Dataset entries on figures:

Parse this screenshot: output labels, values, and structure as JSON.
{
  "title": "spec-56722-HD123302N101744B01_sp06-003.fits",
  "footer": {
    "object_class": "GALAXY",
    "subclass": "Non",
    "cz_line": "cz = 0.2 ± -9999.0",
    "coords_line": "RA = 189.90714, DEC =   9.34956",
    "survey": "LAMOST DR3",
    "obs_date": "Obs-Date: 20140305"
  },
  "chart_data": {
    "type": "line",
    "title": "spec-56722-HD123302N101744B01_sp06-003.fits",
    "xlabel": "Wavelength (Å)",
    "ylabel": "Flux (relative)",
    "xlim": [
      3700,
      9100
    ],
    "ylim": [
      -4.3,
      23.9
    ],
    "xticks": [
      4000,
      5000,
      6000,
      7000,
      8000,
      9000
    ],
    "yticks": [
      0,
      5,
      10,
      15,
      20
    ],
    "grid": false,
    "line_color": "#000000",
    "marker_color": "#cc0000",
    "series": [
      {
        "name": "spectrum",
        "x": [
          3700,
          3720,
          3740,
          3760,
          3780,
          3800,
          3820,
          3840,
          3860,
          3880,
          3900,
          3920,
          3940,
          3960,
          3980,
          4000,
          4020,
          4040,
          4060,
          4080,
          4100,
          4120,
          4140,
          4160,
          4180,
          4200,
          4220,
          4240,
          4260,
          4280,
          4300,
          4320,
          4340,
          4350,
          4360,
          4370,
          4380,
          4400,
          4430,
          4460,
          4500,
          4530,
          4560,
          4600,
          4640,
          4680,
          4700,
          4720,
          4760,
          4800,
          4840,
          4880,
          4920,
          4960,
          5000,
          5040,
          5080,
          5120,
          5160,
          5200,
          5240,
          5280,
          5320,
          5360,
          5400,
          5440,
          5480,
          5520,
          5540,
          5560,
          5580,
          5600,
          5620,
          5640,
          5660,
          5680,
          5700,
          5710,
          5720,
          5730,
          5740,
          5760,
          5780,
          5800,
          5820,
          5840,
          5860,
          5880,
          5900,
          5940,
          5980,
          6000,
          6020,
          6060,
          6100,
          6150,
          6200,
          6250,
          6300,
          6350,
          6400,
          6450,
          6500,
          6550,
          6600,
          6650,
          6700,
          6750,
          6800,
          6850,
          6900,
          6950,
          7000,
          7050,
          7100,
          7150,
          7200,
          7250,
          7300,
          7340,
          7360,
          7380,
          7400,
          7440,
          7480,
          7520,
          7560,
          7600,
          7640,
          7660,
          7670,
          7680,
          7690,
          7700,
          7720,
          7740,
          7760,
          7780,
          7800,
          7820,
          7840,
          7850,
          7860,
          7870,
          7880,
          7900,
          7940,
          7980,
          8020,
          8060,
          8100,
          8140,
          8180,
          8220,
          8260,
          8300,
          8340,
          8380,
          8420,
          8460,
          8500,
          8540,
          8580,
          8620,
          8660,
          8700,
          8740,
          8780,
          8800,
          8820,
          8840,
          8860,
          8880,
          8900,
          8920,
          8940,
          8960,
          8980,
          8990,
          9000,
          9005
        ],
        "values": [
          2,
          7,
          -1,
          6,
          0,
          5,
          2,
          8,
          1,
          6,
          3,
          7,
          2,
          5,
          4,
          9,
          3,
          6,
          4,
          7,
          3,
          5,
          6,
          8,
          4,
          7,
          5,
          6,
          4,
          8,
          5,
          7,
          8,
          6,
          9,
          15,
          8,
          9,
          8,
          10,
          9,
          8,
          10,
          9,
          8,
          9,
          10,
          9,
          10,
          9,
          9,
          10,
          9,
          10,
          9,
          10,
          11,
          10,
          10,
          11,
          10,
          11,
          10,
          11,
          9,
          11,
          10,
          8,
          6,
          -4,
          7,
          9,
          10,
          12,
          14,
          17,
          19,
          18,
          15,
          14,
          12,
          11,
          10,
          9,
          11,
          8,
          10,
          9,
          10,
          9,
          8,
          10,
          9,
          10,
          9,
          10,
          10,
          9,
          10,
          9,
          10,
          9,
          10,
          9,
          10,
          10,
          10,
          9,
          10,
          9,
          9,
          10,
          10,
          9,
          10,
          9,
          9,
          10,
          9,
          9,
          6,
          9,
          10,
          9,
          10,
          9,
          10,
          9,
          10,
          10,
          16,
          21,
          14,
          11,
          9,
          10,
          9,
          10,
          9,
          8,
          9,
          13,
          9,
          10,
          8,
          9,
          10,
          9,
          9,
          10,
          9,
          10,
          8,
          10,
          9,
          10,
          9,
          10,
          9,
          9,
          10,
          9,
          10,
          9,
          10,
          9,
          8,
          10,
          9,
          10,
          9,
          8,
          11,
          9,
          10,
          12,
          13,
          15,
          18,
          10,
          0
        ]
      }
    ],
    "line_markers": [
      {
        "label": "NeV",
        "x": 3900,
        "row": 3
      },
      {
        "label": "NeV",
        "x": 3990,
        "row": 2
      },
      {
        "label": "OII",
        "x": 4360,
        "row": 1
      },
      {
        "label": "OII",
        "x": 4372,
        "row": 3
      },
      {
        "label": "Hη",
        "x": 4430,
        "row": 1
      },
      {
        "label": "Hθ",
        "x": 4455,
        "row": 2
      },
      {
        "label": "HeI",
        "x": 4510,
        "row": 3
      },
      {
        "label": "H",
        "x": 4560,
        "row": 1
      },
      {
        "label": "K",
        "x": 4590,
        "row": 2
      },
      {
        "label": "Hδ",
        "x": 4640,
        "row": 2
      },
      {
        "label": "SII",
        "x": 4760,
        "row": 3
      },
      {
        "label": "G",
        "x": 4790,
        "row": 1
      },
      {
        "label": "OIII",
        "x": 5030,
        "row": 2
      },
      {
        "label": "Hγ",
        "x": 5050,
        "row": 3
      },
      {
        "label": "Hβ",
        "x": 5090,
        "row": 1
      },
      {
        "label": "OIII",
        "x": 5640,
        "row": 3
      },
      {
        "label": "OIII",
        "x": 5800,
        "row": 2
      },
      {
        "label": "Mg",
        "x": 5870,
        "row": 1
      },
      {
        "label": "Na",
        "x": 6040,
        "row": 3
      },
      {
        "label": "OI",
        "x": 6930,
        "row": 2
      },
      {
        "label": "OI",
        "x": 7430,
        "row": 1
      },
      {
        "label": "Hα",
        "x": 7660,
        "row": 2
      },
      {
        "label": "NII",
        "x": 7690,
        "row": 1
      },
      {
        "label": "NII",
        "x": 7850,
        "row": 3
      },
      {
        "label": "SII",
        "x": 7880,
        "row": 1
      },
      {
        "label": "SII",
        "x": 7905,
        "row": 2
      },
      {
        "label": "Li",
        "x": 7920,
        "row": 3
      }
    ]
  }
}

## Exercise details
Return all of the data precisely as it appears.

## Task result
Parse this screenshot: output labels, values, and structure as JSON.
{
  "title": "spec-56722-HD123302N101744B01_sp06-003.fits",
  "footer": {
    "object_class": "GALAXY",
    "subclass": "Non",
    "cz_line": "cz = 0.2 ± -9999.0",
    "coords_line": "RA = 189.90714, DEC =   9.34956",
    "survey": "LAMOST DR3",
    "obs_date": "Obs-Date: 20140305"
  },
  "chart_data": {
    "type": "line",
    "title": "spec-56722-HD123302N101744B01_sp06-003.fits",
    "xlabel": "Wavelength (Å)",
    "ylabel": "Flux (relative)",
    "xlim": [
      3700,
      9100
    ],
    "ylim": [
      -4.3,
      23.9
    ],
    "xticks": [
      4000,
      5000,
      6000,
      7000,
      8000,
      9000
    ],
    "yticks": [
      0,
      5,
      10,
      15,
      20
    ],
    "grid": false,
    "line_color": "#000000",
    "marker_color": "#cc0000",
    "series": [
      {
        "name": "spectrum",
        "x": [
          3700,
          3720,
          3740,
          3760,
          3780,
          3800,
          3820,
          3840,
          3860,
          3880,
          3900,
          3920,
          3940,
          3960,
          3980,
          4000,
          4020,
          4040,
          4060,
          4080,
          4100,
          4120,
          4140,
          4160,
          4180,
          4200,
          4220,
          4240,
          4260,
          4280,
          4300,
          4320,
          4340,
          4350,
          4360,
          4370,
          4380,
          4400,
          4430,
          4460,
          4500,
          4530,
          4560,
          4600,
          4640,
          4680,
          4700,
          4720,
          4760,
          4800,
          4840,
          4880,
          4920,
          4960,
          5000,
          5040,
          5080,
          5120,
          5160,
          5200,
          5240,
          5280,
          5320,
          5360,
          5400,
          5440,
          5480,
          5520,
          5540,
          5560,
          5580,
          5600,
          5620,
          5640,
          5660,
          5680,
          5700,
          5710,
          5720,
          5730,
          5740,
          5760,
          5780,
          5800,
          5820,
          5840,
          5860,
          5880,
          5900,
          5940,
          5980,
          6000,
          6020,
          6060,
          6100,
          6150,
          6200,
          6250,
          6300,
          6350,
          6400,
          6450,
          6500,
          6550,
          6600,
          6650,
          6700,
          6750,
          6800,
          6850,
          6900,
          6950,
          7000,
          7050,
          7100,
          7150,
          7200,
          7250,
          7300,
          7340,
          7360,
          7380,
          7400,
          7440,
          7480,
          7520,
          7560,
          7600,
          7640,
          7660,
          7670,
          7680,
          7690,
          7700,
          7720,
          7740,
          7760,
          7780,
          7800,
          7820,
          7840,
          7850,
          7860,
          7870,
          7880,
          7900,
          7940,
          7980,
          8020,
          8060,
          8100,
          8140,
          8180,
          8220,
          8260,
          8300,
          8340,
          8380,
          8420,
          8460,
          8500,
          8540,
          8580,
          8620,
          8660,
          8700,
          8740,
          8780,
          8800,
          8820,
          8840,
          8860,
          8880,
          8900,
          8920,
          8940,
          8960,
          8980,
          8990,
          9000,
          9005
        ],
        "values": [
          2,
          7,
          -1,
          6,
          0,
          5,
          2,
          8,
          1,
          6,
          3,
          7,
          2,
          5,
          4,
          9,
          3,
          6,
          4,
          7,
          3,
          5,
          6,
          8,
          4,
          7,
          5,
          6,
          4,
          8,
          5,
          7,
          8,
          6,
          9,
          15,
          8,
          9,
          8,
          10,
          9,
          8,
          10,
          9,
          8,
          9,
          10,
          9,
          10,
          9,
          9,
          10,
          9,
          10,
          9,
          10,
          11,
          10,
          10,
          11,
          10,
          11,
          10,
          11,
          9,
          11,
          10,
          8,
          6,
          -4,
          7,
          9,
          10,
          12,
          14,
          17,
          19,
          18,
          15,
          14,
          12,
          11,
          10,
          9,
          11,
          8,
          10,
          9,
          10,
          9,
          8,
          10,
          9,
          10,
          9,
          10,
          10,
          9,
          10,
          9,
          10,
          9,
          10,
          9,
          10,
          10,
          10,
          9,
          10,
          9,
          9,
          10,
          10,
          9,
          10,
          9,
          9,
          10,
          9,
          9,
          6,
          9,
          10,
          9,
          10,
          9,
          10,
          9,
          10,
          10,
          16,
          21,
          14,
          11,
          9,
          10,
          9,
          10,
          9,
          8,
          9,
          13,
          9,
          10,
          8,
          9,
          10,
          9,
          9,
          10,
          9,
          10,
          8,
          10,
          9,
          10,
          9,
          10,
          9,
          9,
          10,
          9,
          10,
          9,
          10,
          9,
          8,
          10,
          9,
          10,
          9,
          8,
          11,
          9,
          10,
          12,
          13,
          15,
          18,
          10,
          0
        ]
      }
    ],
    "line_markers": [
      {
        "label": "NeV",
        "x": 3900,
        "row": 3
      },
      {
        "label": "NeV",
        "x": 3990,
        "row": 2
      },
      {
        "label": "OII",
        "x": 4360,
        "row": 1
      },
      {
        "label": "OII",
        "x": 4372,
        "row": 3
      },
      {
        "label": "Hη",
        "x": 4430,
        "row": 1
      },
      {
        "label": "Hθ",
        "x": 4455,
        "row": 2
      },
      {
        "label": "HeI",
        "x": 4510,
        "row": 3
      },
      {
        "label": "H",
        "x": 4560,
        "row": 1
      },
      {
        "label": "K",
        "x": 4590,
        "row": 2
      },
      {
        "label": "Hδ",
        "x": 4640,
        "row": 2
      },
      {
        "label": "SII",
        "x": 4760,
        "row": 3
      },
      {
        "label": "G",
        "x": 4790,
        "row": 1
      },
      {
        "label": "OIII",
        "x": 5030,
        "row": 2
      },
      {
        "label": "Hγ",
        "x": 5050,
        "row": 3
      },
      {
        "label": "Hβ",
        "x": 5090,
        "row": 1
      },
      {
        "label": "OIII",
        "x": 5640,
        "row": 3
      },
      {
        "label": "OIII",
        "x": 5800,
        "row": 2
      },
      {
        "label": "Mg",
        "x": 5870,
        "row": 1
      },
      {
        "label": "Na",
        "x": 6040,
        "row": 3
      },
      {
        "label": "OI",
        "x": 6930,
        "row": 2
      },
      {
        "label": "OI",
        "x": 7430,
        "row": 1
      },
      {
        "label": "Hα",
        "x": 7660,
        "row": 2
      },
      {
        "label": "NII",
        "x": 7690,
        "row": 1
      },
      {
        "label": "NII",
        "x": 7850,
        "row": 3
      },
      {
        "label": "SII",
        "x": 7880,
        "row": 1
      },
      {
        "label": "SII",
        "x": 7905,
        "row": 2
      },
      {
        "label": "Li",
        "x": 7920,
        "row": 3
      }
    ]
  }
}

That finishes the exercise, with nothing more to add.